→ **EXERCISE TASK 1**
Reproduce the passage of the moleculaR vignette starting at "Installation & Loading" and ending at "library(moleculaR)".
→ **EXERCISE TASK 2**
Write the next part of the moleculaR vignette, picking up after its final sentence.

→ **DOCUMENT EXCERPT**
● ● ●

Introduction

The moleculaR R package provides a computational framework that introduces probabilistic mapping and point-for-point statistical testing of metabolites in tissue via Mass spectrometry imaging. It enables collective projections of metabolites and consequently spatially-resolved investigation of ion milieus, lipid pathways or user-defined biomolecular ensembles within the same image.

moleculaR comes pre-loaded with the SwissLipids database and with is capable of importing metabolite annotation results from the METASPACE platform to compute FDR-verified moleculaR probability maps (MPMs) and collective projection probability maps (CPPMs).

For more information about this package and its applications please refer to the associated preprint.

Installation & Loading Example Data

moleculaR can be installed via devtools, note that you to set build_vignettes=TRUE to build this vignette during package installation. Once installed, moleculaR could be loaded with library():

# not run
install.packages("devtools")
devtools::install_github("CeMOS-Mannheim/moleculaR", build_vignettes=TRUE)

library(moleculaR)

Importing & Processing MSI Data

Under the hood moleculaR is mainly based on MALDIquant, spatstat and Matrix packages and provides some additional tools to help ipmport and process any given MSI dataset. Please note that currently only centroided MSI data is supported. moleculaR expects two mandatory data inputs; a (processed) imzML file and an additional tsv file which contains a full continuous spectrum (with m/z and intensity columns) which either represents a random pixel within the imaging dataset or an average spectrum.

● ● ●

→ **RECORDS SUPPLIED**
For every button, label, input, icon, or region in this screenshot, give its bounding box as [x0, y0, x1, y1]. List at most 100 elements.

● ● ●

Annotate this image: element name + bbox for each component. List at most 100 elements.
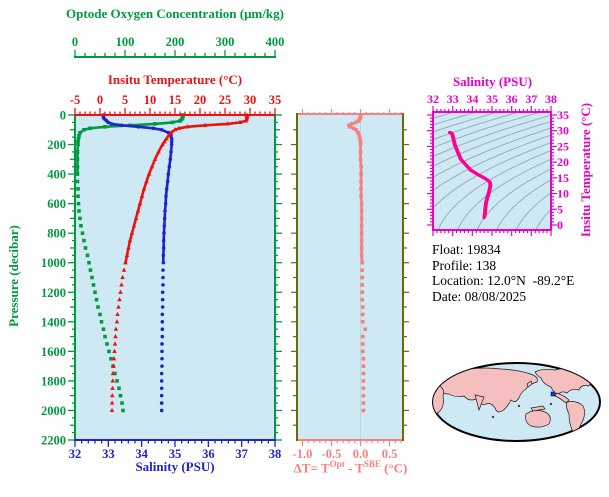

● ● ●

→ **RESULT 1**
Installation & Loading Example Data

moleculaR can be installed via devtools, note that you to set build_vignettes=TRUE to build this vignette during package installation. Once installed, moleculaR could be loaded with library():

# not run
install.packages("devtools")
devtools::install_github("CeMOS-Mannheim/moleculaR", build_vignettes=TRUE)

library(moleculaR)

→ **RESULT 2**
#-- not run --#

# read MSI data  
imzmlFile         <- "pathToFile.imzML" 
msData            <- readCentrData(path = imzmlFile) 

# single spectrum  
spectrFile        <- "pathToFile.tsv"                  
msSpectr          <- readSingleSpect(spectrFile) 

moleculaR also accepts one optional input which is the annotations results for the given dataset which the user could retrieve from METASPACE (https://metaspace2020.eu) provided, of course, that the same dataset has been previously uploaded there for annotation. When this input is provided, moleculaR takes these into consideration to filter out detections which were not verified by METASPACE at a certain FDR specified by the user.

#-- not run --#

# load the metaspace annotations file
pathToMtspc       <- "pathToFile.csv"                 
mtspc             <- read.csv(file = pathToMtspc, skip = 2, header = TRUE, colClasses = "character")

Finally, the SwissLipid database, which is provided with moleculaR ,must be loaded:

#-- not run --#

# load the processed swisslipids db 
pathTosldb        <- system.file("extdata", "swisslipids-speciesOnly-sep2020.tsv", package = "moleculaR", mustWork = TRUE)
sldb              <- loadSwissDB(pathTosldb)

For subsequent analysis, an S3 fwhm object must be created which will hold information about full width at half maximum (FWHM) as a function of m/z axis and will be used to estimate FWHM at any given m/z value (for more info see ?estimateFwhm):

#-- not run --#

# estimate fwhm from msSpectr
fwhmObj           <- estimateFwhm(s = msSpectr) 

Before applying any preprocessing methods, it is highly recommended to perform peak-binning and peak filtering on msData, subsequently the user may apply any preprocessing methods provided by MALDIquant (keeping in mind that this is a centroided dataset).

#-- not run --#

# bin peaks
msData            <-  MALDIquant::binPeaks(msData, 
                                           tolerance = getFwhm(fwhmObj, 400)/400, #focusing on lipids 
                                           method = "relaxed")


# filter out peaks which occur in less than 1% of the time 
# Note: use 'moleculaR::' namespace to distinguish it from MALDIquant::filterPeaks if MALDIquant is loaded.
msData            <- moleculaR::filterPeaks(x = msData, minFreq = 0.01)

Walkthrough - Example Data

moleculaR also comes pre-loaded with an example MALDI MSI dataset which is showcased in the associated preprint mentioned above. To load the example data (assuming that the package has been already loaded):

library(moleculaR)

data("processed-example-Data")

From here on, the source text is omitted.